WHAT YOU SHOULD DO: Look for the string "JSON" in every line, and copy each line that has it.
-.-.-
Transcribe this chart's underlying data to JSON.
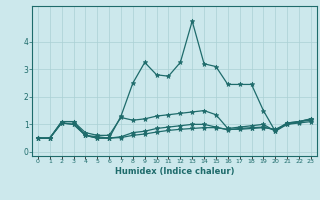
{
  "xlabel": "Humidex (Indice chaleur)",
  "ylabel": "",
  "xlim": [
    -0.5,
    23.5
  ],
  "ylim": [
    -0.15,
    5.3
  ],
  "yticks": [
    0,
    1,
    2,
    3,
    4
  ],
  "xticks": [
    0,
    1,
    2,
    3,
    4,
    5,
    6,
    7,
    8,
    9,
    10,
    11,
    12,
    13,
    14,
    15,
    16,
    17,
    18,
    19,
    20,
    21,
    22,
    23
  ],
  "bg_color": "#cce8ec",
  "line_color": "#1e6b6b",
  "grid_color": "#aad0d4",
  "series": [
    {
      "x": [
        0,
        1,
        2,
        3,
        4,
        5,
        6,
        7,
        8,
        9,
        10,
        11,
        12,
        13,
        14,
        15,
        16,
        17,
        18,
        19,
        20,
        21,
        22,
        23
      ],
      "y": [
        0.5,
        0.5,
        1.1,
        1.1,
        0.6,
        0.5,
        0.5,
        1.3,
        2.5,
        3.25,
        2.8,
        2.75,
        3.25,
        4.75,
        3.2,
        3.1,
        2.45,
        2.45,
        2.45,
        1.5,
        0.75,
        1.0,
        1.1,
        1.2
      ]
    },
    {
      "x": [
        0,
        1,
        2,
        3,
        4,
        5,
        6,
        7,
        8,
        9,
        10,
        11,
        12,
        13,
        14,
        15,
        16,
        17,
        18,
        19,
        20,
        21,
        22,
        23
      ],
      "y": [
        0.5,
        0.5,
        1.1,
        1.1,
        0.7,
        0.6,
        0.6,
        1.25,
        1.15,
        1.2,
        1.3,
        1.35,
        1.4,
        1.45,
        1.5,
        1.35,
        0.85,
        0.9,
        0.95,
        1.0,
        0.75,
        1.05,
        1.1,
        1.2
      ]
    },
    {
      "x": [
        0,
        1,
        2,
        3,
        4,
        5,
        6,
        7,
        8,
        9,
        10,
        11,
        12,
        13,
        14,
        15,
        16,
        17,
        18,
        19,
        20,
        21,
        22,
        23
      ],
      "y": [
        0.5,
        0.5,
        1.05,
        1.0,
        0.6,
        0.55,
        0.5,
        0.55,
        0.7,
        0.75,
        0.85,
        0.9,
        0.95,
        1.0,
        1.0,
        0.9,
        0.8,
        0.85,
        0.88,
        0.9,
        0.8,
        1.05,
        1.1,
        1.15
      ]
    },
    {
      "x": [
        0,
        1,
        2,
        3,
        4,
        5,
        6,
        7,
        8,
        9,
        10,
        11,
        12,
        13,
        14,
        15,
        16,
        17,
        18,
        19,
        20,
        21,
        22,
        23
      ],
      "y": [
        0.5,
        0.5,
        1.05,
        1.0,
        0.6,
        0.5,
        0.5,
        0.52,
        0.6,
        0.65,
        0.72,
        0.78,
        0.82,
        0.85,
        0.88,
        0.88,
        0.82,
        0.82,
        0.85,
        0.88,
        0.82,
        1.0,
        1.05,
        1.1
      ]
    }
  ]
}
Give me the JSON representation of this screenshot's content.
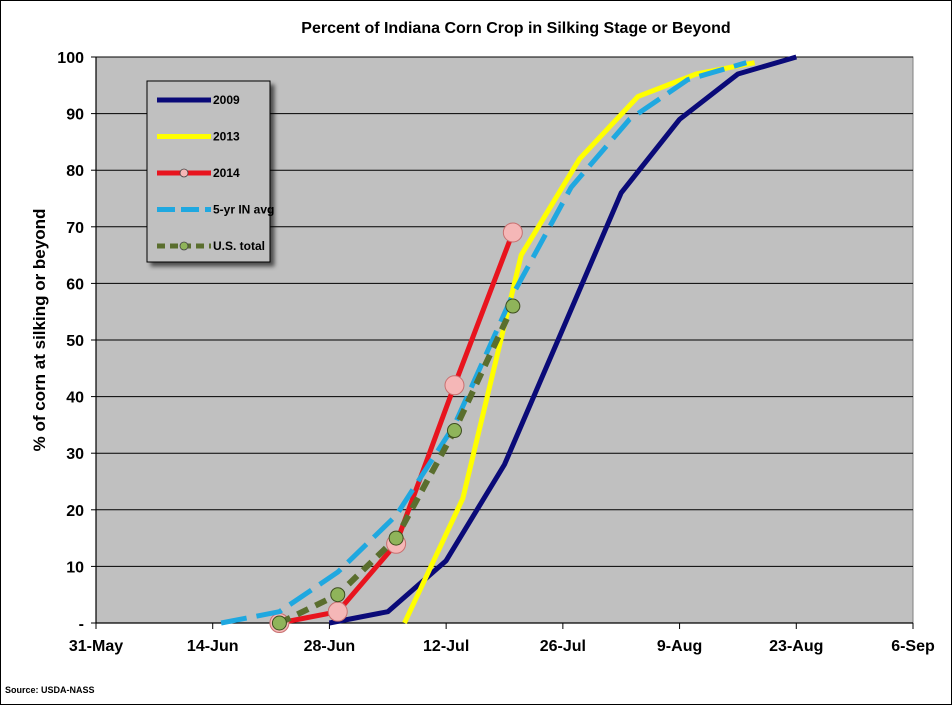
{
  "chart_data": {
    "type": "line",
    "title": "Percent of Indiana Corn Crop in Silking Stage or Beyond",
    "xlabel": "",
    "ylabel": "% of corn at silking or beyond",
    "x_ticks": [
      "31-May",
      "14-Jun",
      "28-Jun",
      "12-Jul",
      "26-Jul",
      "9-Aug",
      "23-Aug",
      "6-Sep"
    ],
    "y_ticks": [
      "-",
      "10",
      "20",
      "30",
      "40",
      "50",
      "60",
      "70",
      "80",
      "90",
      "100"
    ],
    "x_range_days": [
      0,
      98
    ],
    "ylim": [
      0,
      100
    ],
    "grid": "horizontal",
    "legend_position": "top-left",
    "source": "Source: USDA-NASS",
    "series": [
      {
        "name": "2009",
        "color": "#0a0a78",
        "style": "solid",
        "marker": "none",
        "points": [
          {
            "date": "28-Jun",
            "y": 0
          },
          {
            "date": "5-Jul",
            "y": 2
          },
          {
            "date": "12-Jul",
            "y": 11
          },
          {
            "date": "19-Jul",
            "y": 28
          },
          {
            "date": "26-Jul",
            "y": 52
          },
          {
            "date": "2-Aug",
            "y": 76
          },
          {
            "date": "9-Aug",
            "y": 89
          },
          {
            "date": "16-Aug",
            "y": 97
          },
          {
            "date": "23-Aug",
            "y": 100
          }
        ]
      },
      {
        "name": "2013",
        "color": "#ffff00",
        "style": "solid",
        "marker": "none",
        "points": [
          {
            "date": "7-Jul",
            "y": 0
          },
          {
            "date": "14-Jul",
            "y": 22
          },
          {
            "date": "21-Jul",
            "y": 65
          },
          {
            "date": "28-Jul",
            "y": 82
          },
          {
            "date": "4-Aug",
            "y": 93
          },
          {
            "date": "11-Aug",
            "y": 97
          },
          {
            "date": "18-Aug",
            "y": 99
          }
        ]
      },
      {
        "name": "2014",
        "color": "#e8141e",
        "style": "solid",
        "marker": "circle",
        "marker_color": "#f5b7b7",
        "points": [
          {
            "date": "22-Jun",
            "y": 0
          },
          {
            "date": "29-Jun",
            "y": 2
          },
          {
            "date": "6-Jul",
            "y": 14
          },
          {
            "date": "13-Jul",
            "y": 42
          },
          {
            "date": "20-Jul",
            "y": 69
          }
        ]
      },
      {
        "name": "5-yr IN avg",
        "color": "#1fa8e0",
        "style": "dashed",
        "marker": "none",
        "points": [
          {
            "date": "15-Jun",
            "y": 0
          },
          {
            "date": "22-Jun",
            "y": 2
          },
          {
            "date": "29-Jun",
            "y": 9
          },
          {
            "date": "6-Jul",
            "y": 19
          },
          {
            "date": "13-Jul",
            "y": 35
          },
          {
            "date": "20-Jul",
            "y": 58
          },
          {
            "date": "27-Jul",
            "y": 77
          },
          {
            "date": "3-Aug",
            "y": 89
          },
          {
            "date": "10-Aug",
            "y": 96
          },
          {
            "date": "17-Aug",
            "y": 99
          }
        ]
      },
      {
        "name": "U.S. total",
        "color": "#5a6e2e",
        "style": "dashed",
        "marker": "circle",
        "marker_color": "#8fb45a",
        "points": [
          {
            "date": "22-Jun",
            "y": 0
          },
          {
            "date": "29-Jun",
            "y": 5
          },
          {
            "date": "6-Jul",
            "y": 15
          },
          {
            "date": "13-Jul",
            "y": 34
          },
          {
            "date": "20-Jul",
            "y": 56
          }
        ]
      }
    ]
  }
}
-.-.-
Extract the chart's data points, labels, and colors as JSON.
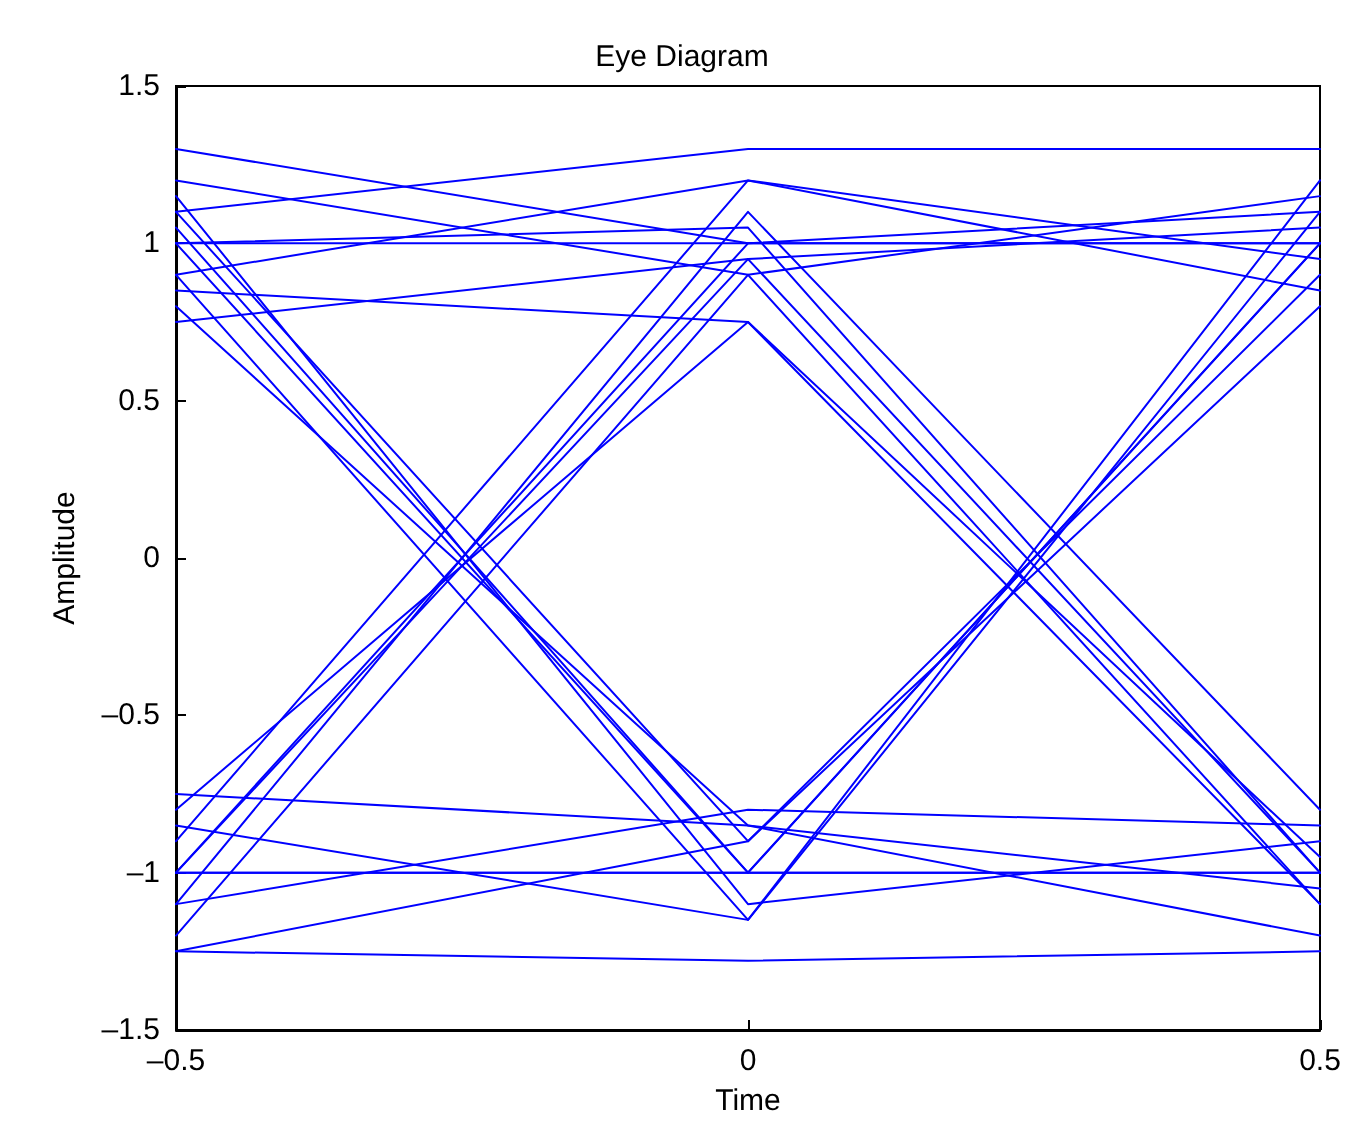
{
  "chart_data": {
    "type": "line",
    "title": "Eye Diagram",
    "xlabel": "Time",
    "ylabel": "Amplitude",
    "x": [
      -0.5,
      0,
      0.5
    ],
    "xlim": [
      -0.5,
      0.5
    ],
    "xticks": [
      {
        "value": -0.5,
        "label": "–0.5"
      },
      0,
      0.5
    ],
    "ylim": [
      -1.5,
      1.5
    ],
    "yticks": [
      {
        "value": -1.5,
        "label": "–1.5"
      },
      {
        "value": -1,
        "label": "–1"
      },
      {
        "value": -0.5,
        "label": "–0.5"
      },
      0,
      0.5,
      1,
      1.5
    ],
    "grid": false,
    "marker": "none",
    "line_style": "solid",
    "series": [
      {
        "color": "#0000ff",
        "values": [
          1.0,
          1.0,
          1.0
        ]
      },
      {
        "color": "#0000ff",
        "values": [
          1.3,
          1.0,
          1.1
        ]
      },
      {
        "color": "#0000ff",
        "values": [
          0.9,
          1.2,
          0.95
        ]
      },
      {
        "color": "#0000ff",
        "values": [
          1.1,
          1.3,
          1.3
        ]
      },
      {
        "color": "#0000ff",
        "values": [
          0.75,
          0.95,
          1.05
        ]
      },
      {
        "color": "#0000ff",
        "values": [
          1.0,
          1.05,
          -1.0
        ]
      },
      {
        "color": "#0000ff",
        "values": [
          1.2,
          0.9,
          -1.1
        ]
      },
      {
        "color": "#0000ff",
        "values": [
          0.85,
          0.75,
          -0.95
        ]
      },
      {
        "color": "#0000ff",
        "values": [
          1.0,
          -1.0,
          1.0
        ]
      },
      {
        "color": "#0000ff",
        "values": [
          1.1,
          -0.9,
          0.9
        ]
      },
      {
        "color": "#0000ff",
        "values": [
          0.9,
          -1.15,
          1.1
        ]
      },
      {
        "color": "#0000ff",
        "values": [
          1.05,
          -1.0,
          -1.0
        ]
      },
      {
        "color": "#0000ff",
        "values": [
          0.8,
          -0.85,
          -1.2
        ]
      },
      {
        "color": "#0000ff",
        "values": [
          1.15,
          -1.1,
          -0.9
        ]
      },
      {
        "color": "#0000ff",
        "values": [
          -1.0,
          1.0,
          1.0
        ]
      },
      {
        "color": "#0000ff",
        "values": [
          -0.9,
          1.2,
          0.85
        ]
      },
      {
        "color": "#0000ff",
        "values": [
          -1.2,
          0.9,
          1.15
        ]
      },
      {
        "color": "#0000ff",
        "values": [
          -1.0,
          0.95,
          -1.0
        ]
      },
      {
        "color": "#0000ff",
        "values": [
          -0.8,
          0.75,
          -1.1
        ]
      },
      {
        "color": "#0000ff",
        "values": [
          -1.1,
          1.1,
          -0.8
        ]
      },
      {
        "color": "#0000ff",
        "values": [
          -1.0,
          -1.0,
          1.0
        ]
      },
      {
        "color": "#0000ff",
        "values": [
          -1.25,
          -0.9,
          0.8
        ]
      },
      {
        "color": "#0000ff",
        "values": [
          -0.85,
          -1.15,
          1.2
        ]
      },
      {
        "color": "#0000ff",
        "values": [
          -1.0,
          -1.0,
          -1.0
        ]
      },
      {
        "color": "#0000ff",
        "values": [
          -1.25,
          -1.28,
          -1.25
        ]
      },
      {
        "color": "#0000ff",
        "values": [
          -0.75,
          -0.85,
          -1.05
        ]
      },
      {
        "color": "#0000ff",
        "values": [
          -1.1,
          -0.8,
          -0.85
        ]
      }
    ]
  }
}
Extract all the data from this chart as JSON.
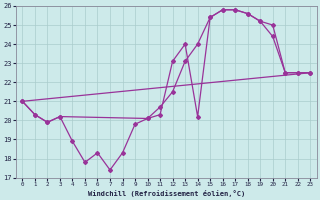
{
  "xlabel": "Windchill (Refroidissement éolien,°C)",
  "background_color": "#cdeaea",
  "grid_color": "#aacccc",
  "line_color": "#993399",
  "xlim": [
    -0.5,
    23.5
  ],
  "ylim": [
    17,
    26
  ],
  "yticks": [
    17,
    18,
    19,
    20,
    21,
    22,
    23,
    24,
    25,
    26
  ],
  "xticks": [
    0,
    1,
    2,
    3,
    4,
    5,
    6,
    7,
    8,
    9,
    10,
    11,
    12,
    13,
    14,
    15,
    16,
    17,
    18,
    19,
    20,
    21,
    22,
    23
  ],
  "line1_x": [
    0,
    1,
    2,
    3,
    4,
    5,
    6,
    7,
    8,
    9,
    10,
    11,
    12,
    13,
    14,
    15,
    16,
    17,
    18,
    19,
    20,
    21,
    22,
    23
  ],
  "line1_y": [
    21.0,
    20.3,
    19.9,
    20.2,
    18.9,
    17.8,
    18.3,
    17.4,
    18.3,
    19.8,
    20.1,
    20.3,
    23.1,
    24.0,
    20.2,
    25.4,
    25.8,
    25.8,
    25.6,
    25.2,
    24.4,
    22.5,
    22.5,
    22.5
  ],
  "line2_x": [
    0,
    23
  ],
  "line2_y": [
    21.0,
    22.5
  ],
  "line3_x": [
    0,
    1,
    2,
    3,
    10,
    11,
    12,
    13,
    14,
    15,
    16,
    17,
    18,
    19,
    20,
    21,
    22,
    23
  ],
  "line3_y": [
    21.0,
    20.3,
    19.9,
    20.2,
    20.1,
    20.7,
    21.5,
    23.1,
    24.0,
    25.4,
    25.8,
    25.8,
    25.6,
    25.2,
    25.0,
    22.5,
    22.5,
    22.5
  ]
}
-.-.-
EXERCISE OUTPUT:
Transcribe this chart's underlying data to JSON.
Give me the JSON representation of this screenshot's content.
Extract the chart's data points, labels, and colors as JSON.
Extract all the data from this chart as JSON.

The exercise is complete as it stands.